DATA FOR THE TASK ▸

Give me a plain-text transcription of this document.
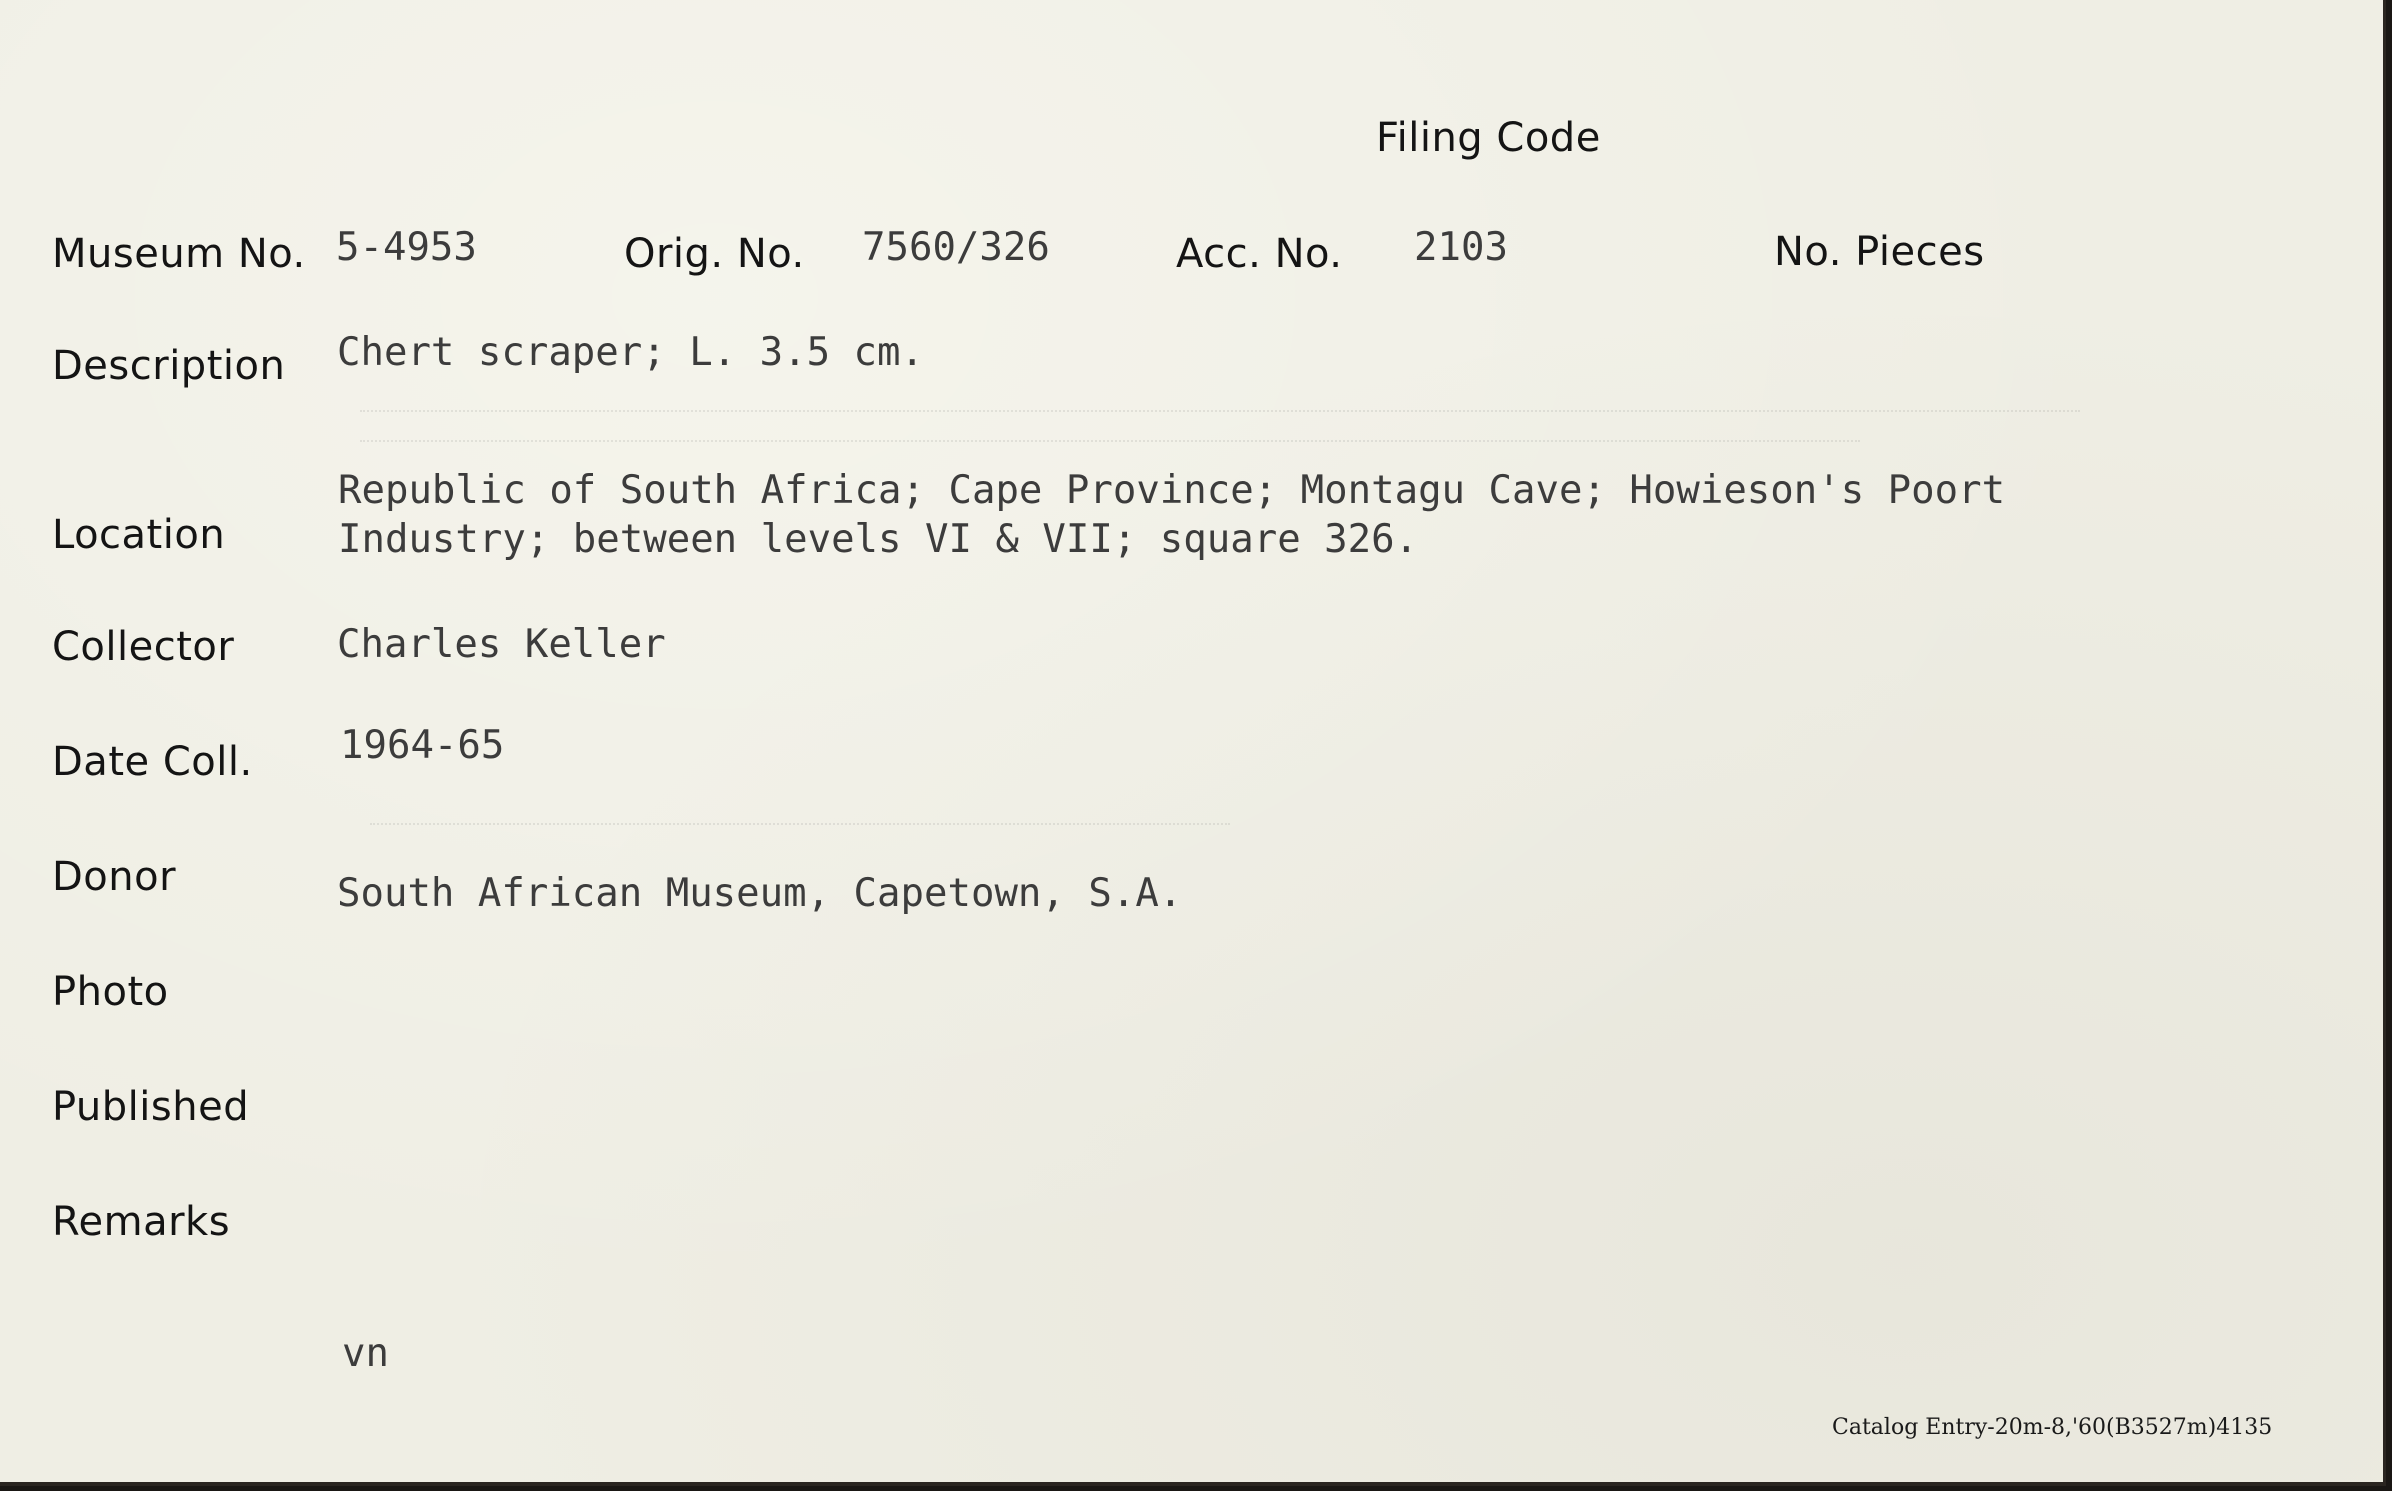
Filing Code
Museum No. 5-4953	Orig. No. 7560/326	Acc. No. 2103	No. Pieces
Description Chert scraper; L. 3.5 cm.
Location
Republic of South Africa; Cape Province; Montagu Cave; Howieson's Poort
Industry; between levels VI & VII; square 326.
Collector	Charles Keller
Date Coll. 1964-65
Donor	South African Museum, Capetown, S.A.
Photo
Published
Remarks
vn
Catalog Entry-20m-8,'60(B3527m)4135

DIRECTIONS FOR THIS TASK ▸
Print out the whole of the material word for word, without pictures.

RESULT OF THIS EXERCISE ▸
Give me a plain-text transcription of this document.
Filing Code
Museum No. 5-4953	Orig. No. 7560/326	Acc. No. 2103	No. Pieces
Description Chert scraper; L. 3.5 cm.
Location
Republic of South Africa; Cape Province; Montagu Cave; Howieson's Poort
Industry; between levels VI & VII; square 326.
Collector	Charles Keller
Date Coll. 1964-65
Donor	South African Museum, Capetown, S.A.
Photo
Published
Remarks
vn
Catalog Entry-20m-8,'60(B3527m)4135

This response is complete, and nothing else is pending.